### TASK TO COMPLETE:
Transcribe every entry word for word, leaving out all images.

### RECORDS TO PROCESS:
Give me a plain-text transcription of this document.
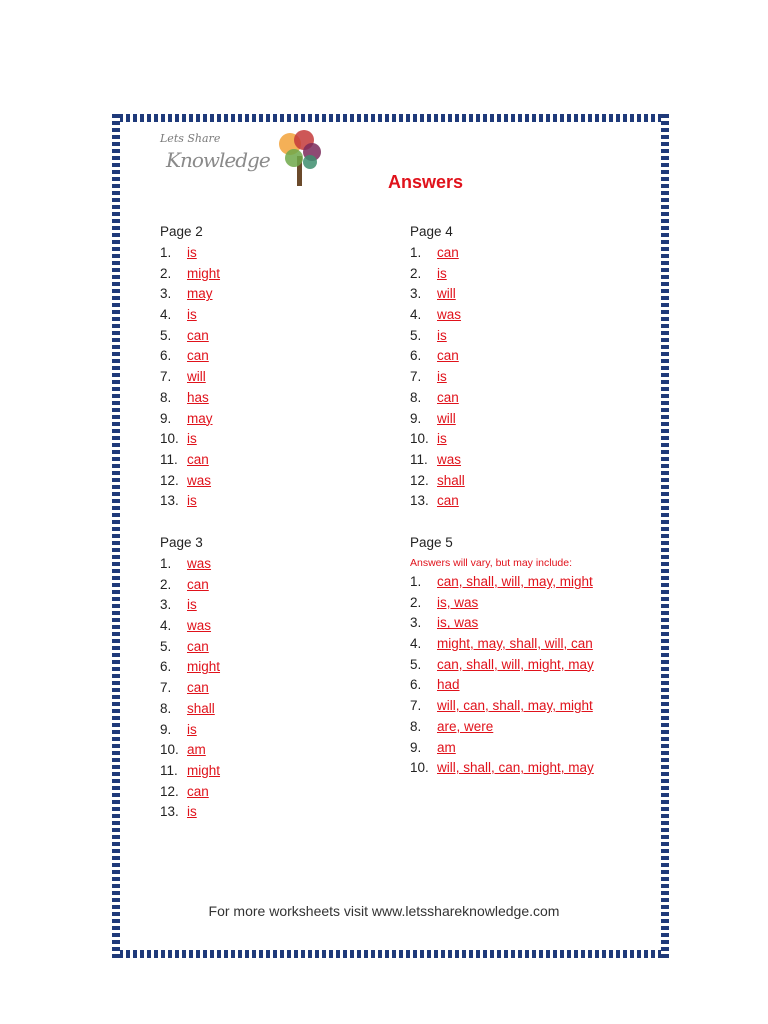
Lets Share
Knowledge
Answers
Page 2
1. is
2. might
3. may
4. is
5. can
6. can
7. will
8. has
9. may
10. is
11. can
12. was
13. is
Page 4
1. can
2. is
3. will
4. was
5. is
6. can
7. is
8. can
9. will
10. is
11. was
12. shall
13. can
Page 3
1. was
2. can
3. is
4. was
5. can
6. might
7. can
8. shall
9. is
10. am
11. might
12. can
13. is
Page 5
Answers will vary, but may include:
1. can, shall, will, may, might
2. is, was
3. is, was
4. might, may, shall, will, can
5. can, shall, will, might, may
6. had
7. will, can, shall, may, might
8. are, were
9. am
10. will, shall, can, might, may
For more worksheets visit www.letsshareknowledge.com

### SOLUTION:
Give me a plain-text transcription of this document.
Lets Share
Knowledge
Answers
Page 2
1. is
2. might
3. may
4. is
5. can
6. can
7. will
8. has
9. may
10. is
11. can
12. was
13. is
Page 4
1. can
2. is
3. will
4. was
5. is
6. can
7. is
8. can
9. will
10. is
11. was
12. shall
13. can
Page 3
1. was
2. can
3. is
4. was
5. can
6. might
7. can
8. shall
9. is
10. am
11. might
12. can
13. is
Page 5
Answers will vary, but may include:
1. can, shall, will, may, might
2. is, was
3. is, was
4. might, may, shall, will, can
5. can, shall, will, might, may
6. had
7. will, can, shall, may, might
8. are, were
9. am
10. will, shall, can, might, may
For more worksheets visit www.letsshareknowledge.com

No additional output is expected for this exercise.